- Extrait du texte
+ + +

Examinons les éléments que nous avons en main. La scène finale montre le loup embrassant le lapin. C’est ambigu : goûte-t-il le repas ou est-ce vraiment une démonstration d’affection ? Regardez sur la gauche de l’image. La table est dressée, mais pour combien ? Impossible de le savoir, l’image est coupée ! L’auteur et l’illustrateur maintiennent cette ambiguïté, la fin reste ouverte.

Cependant, des indices permettent de pencher pour la dernière solution. Sur cette image, on voit que les fleurs sont éparpillées au sol, comme si le symbole de cette « amitié » n’existait plus. Les couleurs de l’image sont très sombres, signe d’une fin (faim ?) assez sinistre. Est-ce la lumière au bout du tunnel qui apparait ?

Aussi, la dernière réplique du loup est tout sauf un hasard : « Je t’aime comme TU ES ». Comme tu es, comme tu es… Aaaahhhhhhh ! Comme TUER !!! Un peu tiré par les cheveux, cet argument ? Connaissant Rascal, je suis sûr que ce n’est pas le fruit du hasard. Vous n’êtes pas convaincu ? Voici la 4e de couverture :

Ami-ami, de Rascal. Ou pourquoi j'aime la littérature de jeunesse !

C’est comme une fenêtre sur ce qu’il se passe dans l’histoire une fois qu’on a fermé le livre, les personnages poursuivent l’histoire sans nous. Pôv’ lapin… En même temps, il était pas très sympathique, hein !

Cette oeuvre trouve aussi sa place parmi les autres ouvrages de Rascal. Et celles-ci s’éclairent les unes les autres. Observez les trois illustrations suivantes, on retrouve le même motif sur les serviettes.

Ami-ami, de Rascal. Ou pourquoi j'aime la littérature de jeunesse !Ami-ami, de Rascal. Ou pourquoi j'aime la littérature de jeunesse !Ami-ami, de Rascal. Ou pourquoi j'aime la littérature de jeunesse !

Les autres images sont extraites de Petit Lapin Rouge et Poussin Noir, deux autres histoires dans lesquelles les fins sont ouvertes mais une lecture fine ou le rapport texte-image permettent de déceler un sombre présage pour le personnage.

+ + +

- Travail à faire
- 1) Résumez en deux phrases l'extrait sur l'album Ami-ami de Rascal.
- 2) Dans l'extrait sur Ami-ami, qu'est-ce qui se retrouve sur les serviettes dans les trois illustrations évoquées ?
- 3) Rédigez la suite de l'extrait sur l'album Ami-ami de Rascal à partir de sa dernière phrase.
Les enregistrements forment un ensemble distinct de l'extrait.

+ + +

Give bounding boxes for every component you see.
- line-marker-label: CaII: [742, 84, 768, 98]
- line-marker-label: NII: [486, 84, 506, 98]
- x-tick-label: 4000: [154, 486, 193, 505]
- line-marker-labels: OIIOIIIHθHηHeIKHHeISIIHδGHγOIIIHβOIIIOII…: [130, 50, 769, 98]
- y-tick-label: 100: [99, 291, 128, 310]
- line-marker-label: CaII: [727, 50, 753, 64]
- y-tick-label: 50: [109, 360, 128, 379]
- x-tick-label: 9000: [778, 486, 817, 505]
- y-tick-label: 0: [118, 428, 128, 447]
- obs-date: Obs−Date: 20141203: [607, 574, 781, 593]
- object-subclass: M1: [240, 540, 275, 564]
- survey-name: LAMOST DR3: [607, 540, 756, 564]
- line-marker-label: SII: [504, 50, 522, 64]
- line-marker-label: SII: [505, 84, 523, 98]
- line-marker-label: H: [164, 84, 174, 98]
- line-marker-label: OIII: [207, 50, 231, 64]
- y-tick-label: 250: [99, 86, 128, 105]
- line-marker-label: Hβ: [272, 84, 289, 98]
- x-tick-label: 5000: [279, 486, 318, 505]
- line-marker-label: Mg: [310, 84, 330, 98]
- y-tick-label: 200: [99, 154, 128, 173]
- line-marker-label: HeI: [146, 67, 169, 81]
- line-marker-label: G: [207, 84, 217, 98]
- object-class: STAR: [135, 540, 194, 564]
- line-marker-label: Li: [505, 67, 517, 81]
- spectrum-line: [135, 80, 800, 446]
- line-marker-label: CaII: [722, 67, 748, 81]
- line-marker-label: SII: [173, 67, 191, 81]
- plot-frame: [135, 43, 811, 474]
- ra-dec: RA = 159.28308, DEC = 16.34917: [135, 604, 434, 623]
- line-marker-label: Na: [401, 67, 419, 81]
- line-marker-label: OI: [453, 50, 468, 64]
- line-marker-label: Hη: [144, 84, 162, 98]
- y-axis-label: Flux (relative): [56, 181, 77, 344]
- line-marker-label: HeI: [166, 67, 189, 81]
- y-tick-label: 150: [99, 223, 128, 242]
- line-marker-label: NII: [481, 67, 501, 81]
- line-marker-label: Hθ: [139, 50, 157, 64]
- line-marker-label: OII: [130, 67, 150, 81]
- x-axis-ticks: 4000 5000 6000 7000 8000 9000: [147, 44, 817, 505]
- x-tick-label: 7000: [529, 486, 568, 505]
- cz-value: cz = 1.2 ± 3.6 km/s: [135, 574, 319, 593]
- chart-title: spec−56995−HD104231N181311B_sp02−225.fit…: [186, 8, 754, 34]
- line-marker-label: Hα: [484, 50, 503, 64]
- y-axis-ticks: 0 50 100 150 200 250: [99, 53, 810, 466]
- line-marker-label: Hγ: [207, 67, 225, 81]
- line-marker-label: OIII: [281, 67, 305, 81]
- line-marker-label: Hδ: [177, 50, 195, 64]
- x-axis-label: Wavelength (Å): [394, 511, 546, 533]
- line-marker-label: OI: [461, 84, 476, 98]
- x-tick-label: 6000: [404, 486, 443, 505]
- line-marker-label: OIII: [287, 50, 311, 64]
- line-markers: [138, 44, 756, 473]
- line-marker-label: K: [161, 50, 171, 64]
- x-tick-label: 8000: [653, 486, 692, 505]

+ + +

- Réponses par consigne
- 1) La scène finale, où le loup embrasse le lapin, reste ambiguë et laisse la fin ouverte, mais des indices comme les fleurs éparpillées au sol, les couleurs très sombres et la dernière réplique du loup, « Je t'aime comme TU ES », font penser à une fin assez sinistre. L'album s'éclaire aussi par d'autres ouvrages de Rascal, Petit Lapin Rouge et Poussin Noir, qui reprennent le même motif sur les serviettes et ont des fins ouvertes où une lecture fine révèle un sombre présage pour le personnage.

- 2) On y retrouve le même motif.

- 3)
Et pour finir, revenons au titre du livre. On s’était interrogé tout à l’heure sur ce titre. Pourquoi la répétition du mot AMI ? Et pourquoi un tiret entre les deux mots. Rappelez-vous, un tiret sert à ATTACHER les mots, à les relier. Alors, on le relie ?

Ami-ami, de Rascal. Ou pourquoi j'aime la littérature de jeunesse !

Bon appétit !

Si j’ai réussi à vous convaincre du potentiel qu’offre la littérature de jeunesse, et que cet album vous a plu, voici l’exploitation à réaliser en classe.

Ami-ami, de Rascal. Ou pourquoi j'aime la littérature de jeunesse !

Il s’agit d’une séquence de 5 séances, toutes prêtes, docs élèves inclus, qui reprennent les explications données dans cet article. J’ai déjà mené les séances en CE2, CM1 et CM2, c’est à portée de tous et ça plait à chaque fois !

Et si vous voulez faire découvrir à vos élèves l’univers de Rascal et ses textes réticents et proliférants, je vous invite à lire cet article.

Une exploitation en CP chez Delfynus :

Ami-ami, de Rascal. Ou pourquoi j'aime la littérature de jeunesse !

Et si vous avez réussi à me suivre jusque-là, félicitation et merci de votre attention !

24 pensées sur « Ami-ami, de Rascal. Ou pourquoi j’aime la littérature de jeunesse ! ! »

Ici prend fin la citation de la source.